Items from a dataset:
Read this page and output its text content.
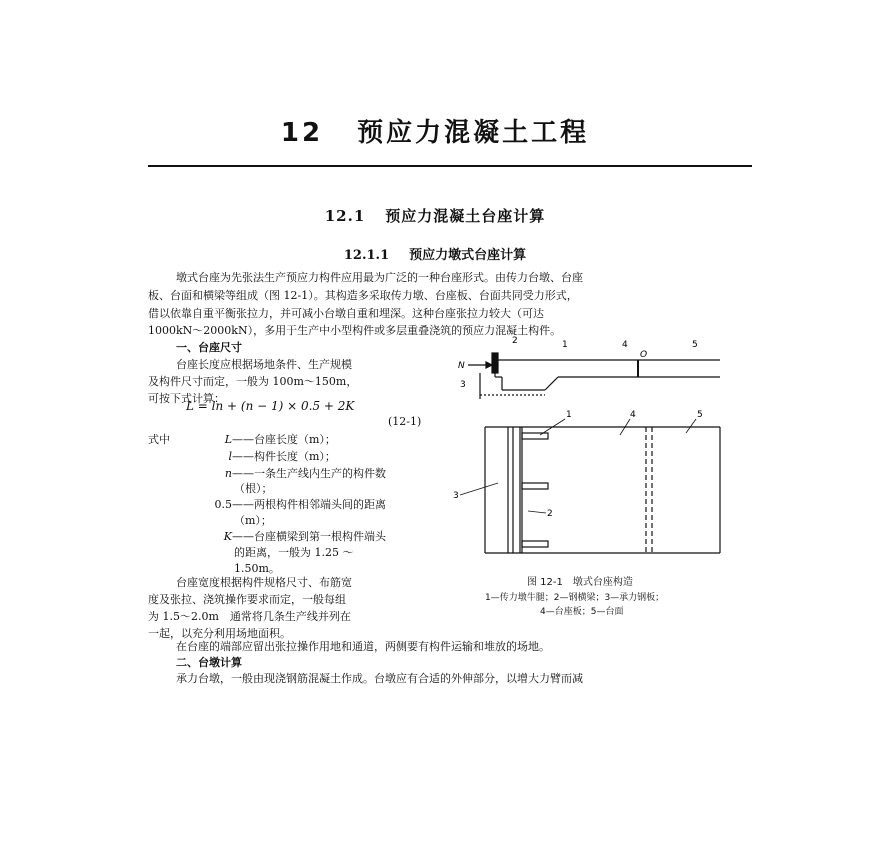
12 预应力混凝土工程
12.1 预应力混凝土台座计算
12.1.1 预应力墩式台座计算
墩式台座为先张法生产预应力构件应用最为广泛的一种台座形式。由传力台墩、台座
板、台面和横梁等组成（图 12-1）。其构造多采取传力墩、台座板、台面共同受力形式，
借以依靠自重平衡张拉力，并可减小台墩自重和埋深。这种台座张拉力较大（可达
1000kN～2000kN），多用于生产中小型构件或多层重叠浇筑的预应力混凝土构件。
一、台座尺寸
台座长度应根据场地条件、生产规模
及构件尺寸而定，一般为 100m～150m，
可按下式计算：
L = ln + (n − 1) × 0.5 + 2K
(12-1)
式中	L ——台座长度（m）；
l ——构件长度（m）；
n ——一条生产线内生产的构件数
（根）；
0.5 ——两根构件相邻端头间的距离
（m）；
K ——台座横梁到第一根构件端头
的距离，一般为 1.25 ～
1.50m。
台座宽度根据构件规格尺寸、布筋宽
度及张拉、浇筑操作要求而定，一般每组
为 1.5～2.0m　通常将几条生产线并列在
一起，以充分利用场地面积。
在台座的端部应留出张拉操作用地和通道，两侧要有构件运输和堆放的场地。
二、台墩计算
承力台墩，一般由现浇钢筋混凝土作成。台墩应有合适的外伸部分，以增大力臂而减
N
O
1
2
3
4	5
1
2
3
4	5
图 12-1　墩式台座构造
1—传力墩牛腿；2—钢横梁；3—承力钢板；
4—台座板；5—台面
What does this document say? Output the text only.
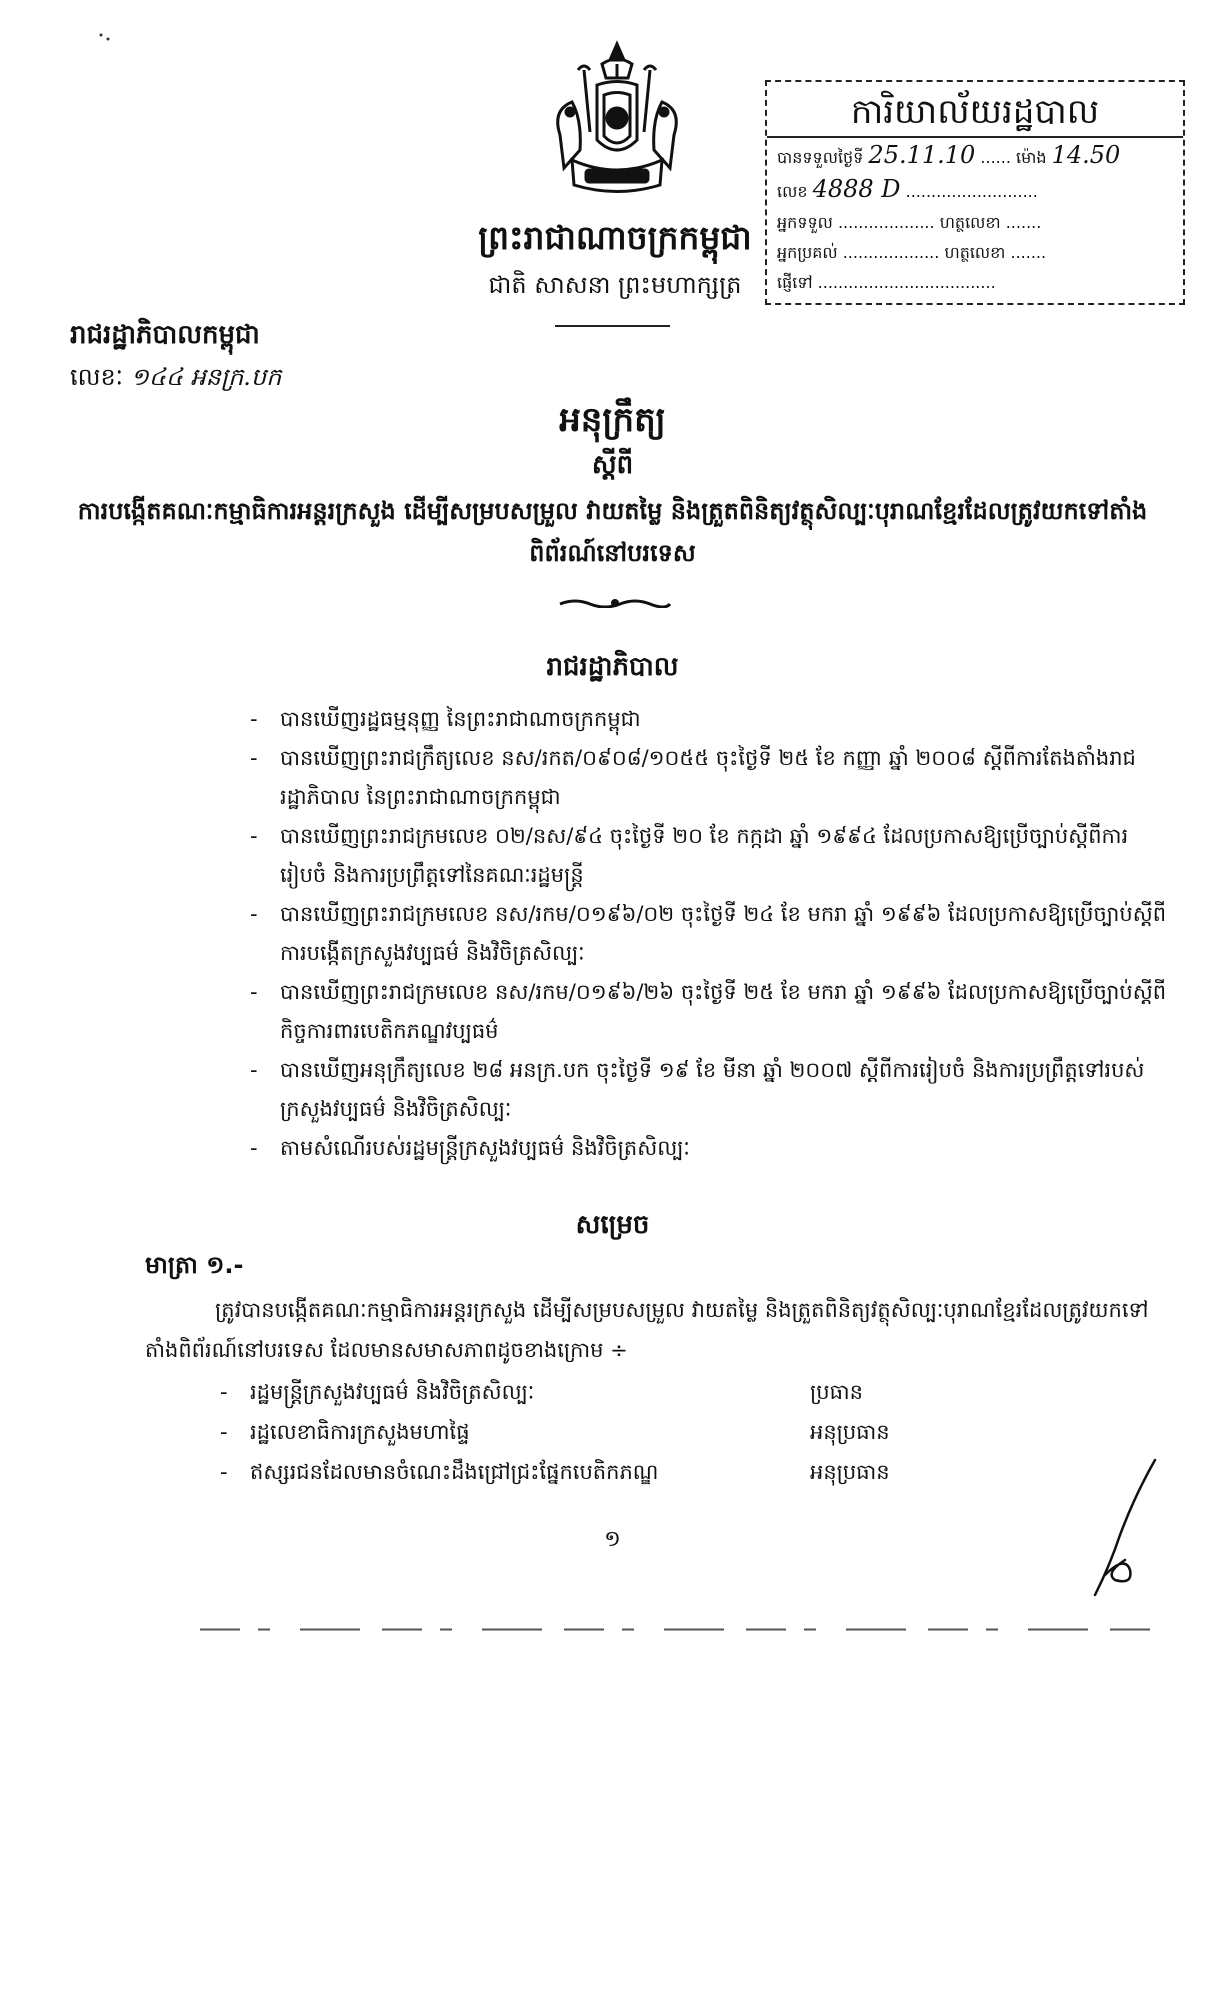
ការិយាល័យរដ្ឋបាល
បានទទួលថ្ងៃទី 25.11.10 ...... ម៉ោង 14.50
លេខ 4888 D ..........................
អ្នកទទួល ................... ហត្ថលេខា .......
អ្នកប្រគល់ ................... ហត្ថលេខា .......
ផ្ញើទៅ ...................................
ព្រះរាជាណាចក្រកម្ពុជា
ជាតិ សាសនា ព្រះមហាក្សត្រ
រាជរដ្ឋាភិបាលកម្ពុជា
លេខៈ ១៤៤ អនក្រ.បក
អនុក្រឹត្យ
ស្តីពី
ការបង្កើតគណៈកម្មាធិការអន្តរក្រសួង ដើម្បីសម្របសម្រួល វាយតម្លៃ និងត្រួតពិនិត្យវត្ថុសិល្បៈបុរាណខ្មែរដែលត្រូវយកទៅតាំងពិព័រណ៍នៅបរទេស
រាជរដ្ឋាភិបាល
- បានឃើញរដ្ឋធម្មនុញ្ញ នៃព្រះរាជាណាចក្រកម្ពុជា
- បានឃើញព្រះរាជក្រឹត្យលេខ នស/រកត/០៩០៨/១០៥៥ ចុះថ្ងៃទី ២៥ ខែ កញ្ញា ឆ្នាំ ២០០៨ ស្តីពីការតែងតាំងរាជរដ្ឋាភិបាល នៃព្រះរាជាណាចក្រកម្ពុជា
- បានឃើញព្រះរាជក្រមលេខ ០២/នស/៩៤ ចុះថ្ងៃទី ២០ ខែ កក្កដា ឆ្នាំ ១៩៩៤ ដែលប្រកាសឱ្យប្រើច្បាប់ស្តីពីការរៀបចំ និងការប្រព្រឹត្តទៅនៃគណៈរដ្ឋមន្ត្រី
- បានឃើញព្រះរាជក្រមលេខ នស/រកម/០១៩៦/០២ ចុះថ្ងៃទី ២៤ ខែ មករា ឆ្នាំ ១៩៩៦ ដែលប្រកាសឱ្យប្រើច្បាប់ស្តីពីការបង្កើតក្រសួងវប្បធម៌ និងវិចិត្រសិល្បៈ
- បានឃើញព្រះរាជក្រមលេខ នស/រកម/០១៩៦/២៦ ចុះថ្ងៃទី ២៥ ខែ មករា ឆ្នាំ ១៩៩៦ ដែលប្រកាសឱ្យប្រើច្បាប់ស្តីពីកិច្ចការពារបេតិកភណ្ឌវប្បធម៌
- បានឃើញអនុក្រឹត្យលេខ ២៨ អនក្រ.បក ចុះថ្ងៃទី ១៩ ខែ មីនា ឆ្នាំ ២០០៧ ស្តីពីការរៀបចំ និងការប្រព្រឹត្តទៅរបស់ក្រសួងវប្បធម៌ និងវិចិត្រសិល្បៈ
- តាមសំណើរបស់រដ្ឋមន្ត្រីក្រសួងវប្បធម៌ និងវិចិត្រសិល្បៈ
សម្រេច
មាត្រា ១.-
ត្រូវបានបង្កើតគណៈកម្មាធិការអន្តរក្រសួង ដើម្បីសម្របសម្រួល វាយតម្លៃ និងត្រួតពិនិត្យវត្ថុសិល្បៈបុរាណខ្មែរដែលត្រូវយកទៅតាំងពិព័រណ៍នៅបរទេស ដែលមានសមាសភាពដូចខាងក្រោម ÷
- រដ្ឋមន្ត្រីក្រសួងវប្បធម៌ និងវិចិត្រសិល្បៈ	ប្រធាន
- រដ្ឋលេខាធិការក្រសួងមហាផ្ទៃ	អនុប្រធាន
- ឥស្សរជនដែលមានចំណេះដឹងជ្រៅជ្រះផ្នែកបេតិកភណ្ឌ	អនុប្រធាន
១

TASK GOAL:
All of the records need repeating exactly, except for the pictures.

PROBLEM SOLUTION:
Read this page and output its text content.
12 预应力混凝土工程
12.1 预应力混凝土台座计算
12.1.1 预应力墩式台座计算
墩式台座为先张法生产预应力构件应用最为广泛的一种台座形式。由传力台墩、台座
板、台面和横梁等组成（图 12-1）。其构造多采取传力墩、台座板、台面共同受力形式，
借以依靠自重平衡张拉力，并可减小台墩自重和埋深。这种台座张拉力较大（可达
1000kN～2000kN），多用于生产中小型构件或多层重叠浇筑的预应力混凝土构件。
一、台座尺寸
台座长度应根据场地条件、生产规模
及构件尺寸而定，一般为 100m～150m，
可按下式计算：
L = ln + (n − 1) × 0.5 + 2K
(12-1)
式中	L ——台座长度（m）；
l ——构件长度（m）；
n ——一条生产线内生产的构件数
（根）；
0.5 ——两根构件相邻端头间的距离
（m）；
K ——台座横梁到第一根构件端头
的距离，一般为 1.25 ～
1.50m。
台座宽度根据构件规格尺寸、布筋宽
度及张拉、浇筑操作要求而定，一般每组
为 1.5～2.0m　通常将几条生产线并列在
一起，以充分利用场地面积。
在台座的端部应留出张拉操作用地和通道，两侧要有构件运输和堆放的场地。
二、台墩计算
承力台墩，一般由现浇钢筋混凝土作成。台墩应有合适的外伸部分，以增大力臂而减
N
O
1
2
3
4	5
1
2
3
4	5
图 12-1　墩式台座构造
1—传力墩牛腿；2—钢横梁；3—承力钢板；
4—台座板；5—台面
What does this document say? Output the text only.
ការិយាល័យរដ្ឋបាល
បានទទួលថ្ងៃទី 25.11.10 ...... ម៉ោង 14.50
លេខ 4888 D ..........................
អ្នកទទួល ................... ហត្ថលេខា .......
អ្នកប្រគល់ ................... ហត្ថលេខា .......
ផ្ញើទៅ ...................................
ព្រះរាជាណាចក្រកម្ពុជា
ជាតិ សាសនា ព្រះមហាក្សត្រ
រាជរដ្ឋាភិបាលកម្ពុជា
លេខៈ ១៤៤ អនក្រ.បក
អនុក្រឹត្យ
ស្តីពី
ការបង្កើតគណៈកម្មាធិការអន្តរក្រសួង ដើម្បីសម្របសម្រួល វាយតម្លៃ និងត្រួតពិនិត្យវត្ថុសិល្បៈបុរាណខ្មែរដែលត្រូវយកទៅតាំងពិព័រណ៍នៅបរទេស
រាជរដ្ឋាភិបាល
- បានឃើញរដ្ឋធម្មនុញ្ញ នៃព្រះរាជាណាចក្រកម្ពុជា
- បានឃើញព្រះរាជក្រឹត្យលេខ នស/រកត/០៩០៨/១០៥៥ ចុះថ្ងៃទី ២៥ ខែ កញ្ញា ឆ្នាំ ២០០៨ ស្តីពីការតែងតាំងរាជរដ្ឋាភិបាល នៃព្រះរាជាណាចក្រកម្ពុជា
- បានឃើញព្រះរាជក្រមលេខ ០២/នស/៩៤ ចុះថ្ងៃទី ២០ ខែ កក្កដា ឆ្នាំ ១៩៩៤ ដែលប្រកាសឱ្យប្រើច្បាប់ស្តីពីការរៀបចំ និងការប្រព្រឹត្តទៅនៃគណៈរដ្ឋមន្ត្រី
- បានឃើញព្រះរាជក្រមលេខ នស/រកម/០១៩៦/០២ ចុះថ្ងៃទី ២៤ ខែ មករា ឆ្នាំ ១៩៩៦ ដែលប្រកាសឱ្យប្រើច្បាប់ស្តីពីការបង្កើតក្រសួងវប្បធម៌ និងវិចិត្រសិល្បៈ
- បានឃើញព្រះរាជក្រមលេខ នស/រកម/០១៩៦/២៦ ចុះថ្ងៃទី ២៥ ខែ មករា ឆ្នាំ ១៩៩៦ ដែលប្រកាសឱ្យប្រើច្បាប់ស្តីពីកិច្ចការពារបេតិកភណ្ឌវប្បធម៌
- បានឃើញអនុក្រឹត្យលេខ ២៨ អនក្រ.បក ចុះថ្ងៃទី ១៩ ខែ មីនា ឆ្នាំ ២០០៧ ស្តីពីការរៀបចំ និងការប្រព្រឹត្តទៅរបស់ក្រសួងវប្បធម៌ និងវិចិត្រសិល្បៈ
- តាមសំណើរបស់រដ្ឋមន្ត្រីក្រសួងវប្បធម៌ និងវិចិត្រសិល្បៈ
សម្រេច
មាត្រា ១.-
ត្រូវបានបង្កើតគណៈកម្មាធិការអន្តរក្រសួង ដើម្បីសម្របសម្រួល វាយតម្លៃ និងត្រួតពិនិត្យវត្ថុសិល្បៈបុរាណខ្មែរដែលត្រូវយកទៅតាំងពិព័រណ៍នៅបរទេស ដែលមានសមាសភាពដូចខាងក្រោម ÷
- រដ្ឋមន្ត្រីក្រសួងវប្បធម៌ និងវិចិត្រសិល្បៈ	ប្រធាន
- រដ្ឋលេខាធិការក្រសួងមហាផ្ទៃ	អនុប្រធាន
- ឥស្សរជនដែលមានចំណេះដឹងជ្រៅជ្រះផ្នែកបេតិកភណ្ឌ	អនុប្រធាន
១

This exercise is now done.